— start —

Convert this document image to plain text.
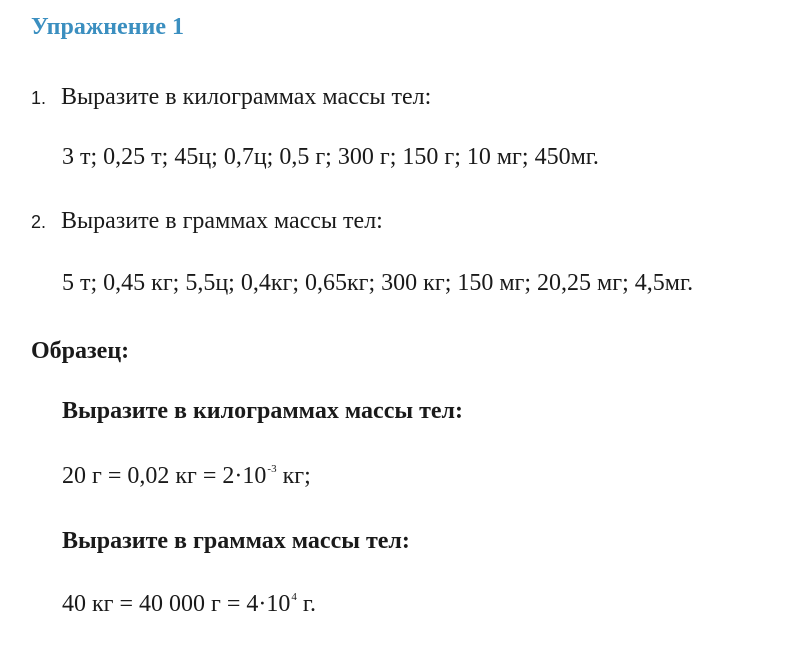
Упражнение 1
1. Выразите в килограммах массы тел:
3 т; 0,25 т; 45ц; 0,7ц; 0,5 г; 300 г; 150 г; 10 мг; 450мг.
2. Выразите в граммах массы тел:
5 т; 0,45 кг; 5,5ц; 0,4кг; 0,65кг; 300 кг; 150 мг; 20,25 мг; 4,5мг.
Образец:
Выразите в килограммах массы тел:
20 г = 0,02 кг = $2\cdot 10^{-3}$ кг;
Выразите в граммах массы тел:
40 кг = 40 000 $г = 4\cdot 10^4$ г.
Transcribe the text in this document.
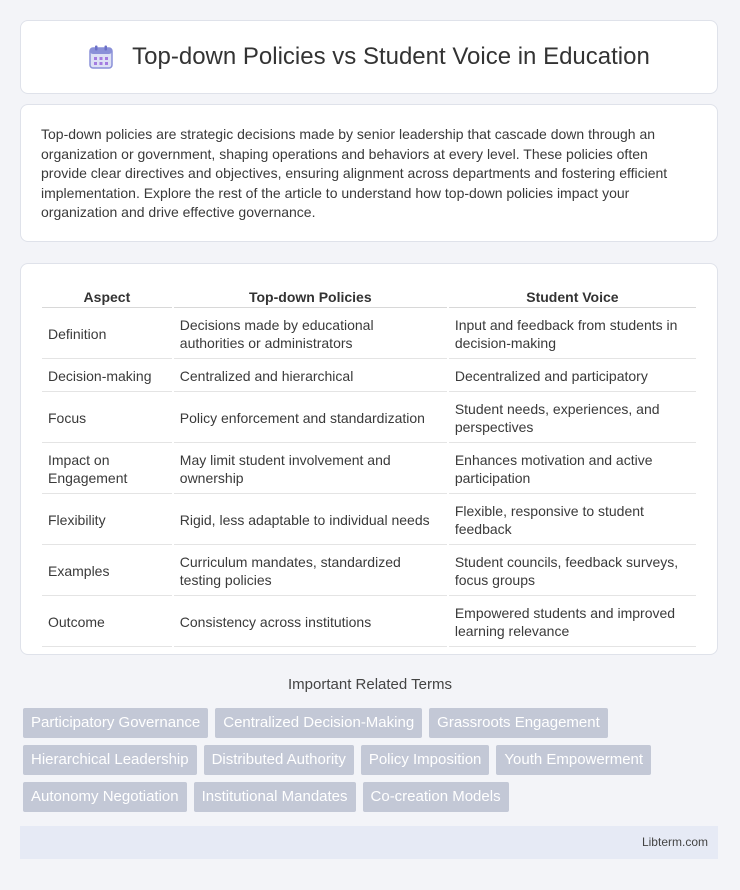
Top-down Policies vs Student Voice in Education

Top-down policies are strategic decisions made by senior leadership that cascade down through an organization or government, shaping operations and behaviors at every level. These policies often provide clear directives and objectives, ensuring alignment across departments and fostering efficient implementation. Explore the rest of the article to understand how top-down policies impact your organization and drive effective governance.

Aspect	Top-down Policies	Student Voice
Definition	Decisions made by educational authorities or administrators	Input and feedback from students in decision-making
Decision-making	Centralized and hierarchical	Decentralized and participatory
Focus	Policy enforcement and standardization	Student needs, experiences, and perspectives
Impact on Engagement	May limit student involvement and ownership	Enhances motivation and active participation
Flexibility	Rigid, less adaptable to individual needs	Flexible, responsive to student feedback
Examples	Curriculum mandates, standardized testing policies	Student councils, feedback surveys, focus groups
Outcome	Consistency across institutions	Empowered students and improved learning relevance
Important Related Terms
Participatory Governance	Centralized Decision-Making	Grassroots Engagement
Hierarchical Leadership	Distributed Authority	Policy Imposition	Youth Empowerment
Autonomy Negotiation	Institutional Mandates	Co-creation Models
Libterm.com
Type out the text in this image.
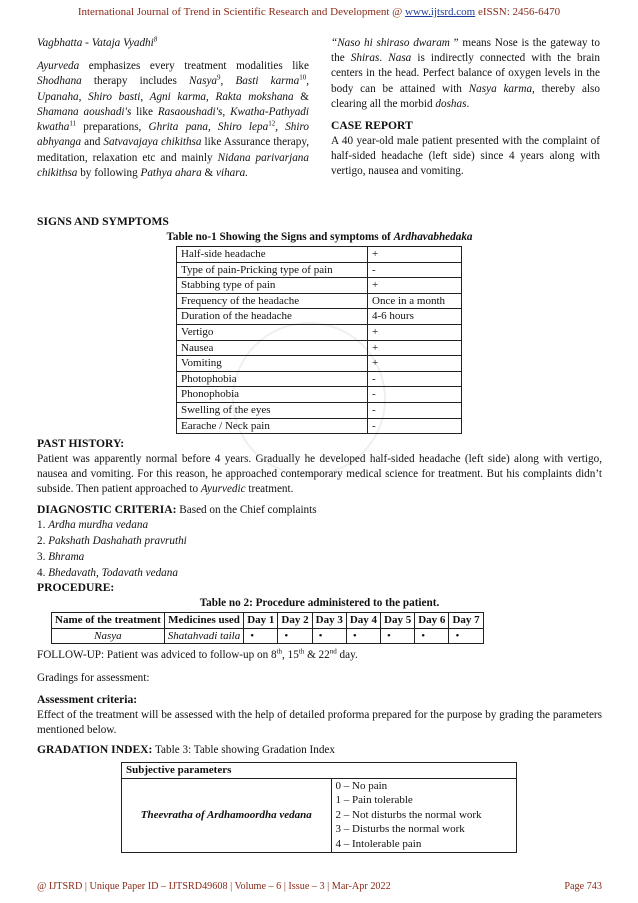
International Journal of Trend in Scientific Research and Development @ www.ijtsrd.com eISSN: 2456-6470
Vagbhatta - Vataja Vyadhi$^8$
Ayurveda emphasizes every treatment modalities like Shodhana therapy includes Nasya$^9$, Basti karma$^{10}$, Upanaha, Shiro basti, Agni karma, Rakta mokshana & Shamana aoushadi's like Rasaoushadi's, Kwatha-Pathyadi kwatha$^{11}$ preparations, Ghrita pana, Shiro lepa$^{12}$, Shiro abhyanga and Satvavajaya chikithsa like Assurance therapy, meditation, relaxation etc and mainly Nidana parivarjana chikithsa by following Pathya ahara & vihara.
“Naso hi shiraso dwaram ” means Nose is the gateway to the Shiras. Nasa is indirectly connected with the brain centers in the head. Perfect balance of oxygen levels in the body can be attained with Nasya karma, thereby also clearing all the morbid doshas.
CASE REPORT
A 40 year-old male patient presented with the complaint of half-sided headache (left side) since 4 years along with vertigo, nausea and vomiting.
SIGNS AND SYMPTOMS
Table no-1 Showing the Signs and symptoms of Ardhavabhedaka
Half-side headache	+
Type of pain-Pricking type of pain	-
Stabbing type of pain	+
Frequency of the headache	Once in a month
Duration of the headache	4-6 hours
Vertigo	+
Nausea	+
Vomiting	+
Photophobia	-
Phonophobia	-
Swelling of the eyes	-
Earache / Neck pain	-
PAST HISTORY:
Patient was apparently normal before 4 years. Gradually he developed half-sided headache (left side) along with vertigo, nausea and vomiting. For this reason, he approached contemporary medical science for treatment. But his complaints didn’t subside. Then patient approached to Ayurvedic treatment.
DIAGNOSTIC CRITERIA: Based on the Chief complaints
1. Ardha murdha vedana
2. Pakshath Dashahath pravruthi
3. Bhrama
4. Bhedavath, Todavath vedana
PROCEDURE:
Table no 2: Procedure administered to the patient.
Name of the treatment	Medicines used	Day 1	Day 2	Day 3	Day 4	Day 5	Day 6	Day 7
Nasya	Shatahvadi taila	•	•	•	•	•	•	•
FOLLOW-UP: Patient was adviced to follow-up on 8th, 15th & 22nd day.
Gradings for assessment:
Assessment criteria:
Effect of the treatment will be assessed with the help of detailed proforma prepared for the purpose by grading the parameters mentioned below.
GRADATION INDEX: Table 3: Table showing Gradation Index
Subjective parameters
Theevratha of Ardhamoordha vedana	
0 – No pain
1 – Pain tolerable
2 – Not disturbs the normal work
3 – Disturbs the normal work
4 – Intolerable pain
@ IJTSRD | Unique Paper ID – IJTSRD49608 | Volume – 6 | Issue – 3 | Mar-Apr 2022	Page 743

— end —

• _PROBLEM_
State the count of lines with the word "vedana" in them, and write nothing else.

• _CORRECT RESPONSE_
3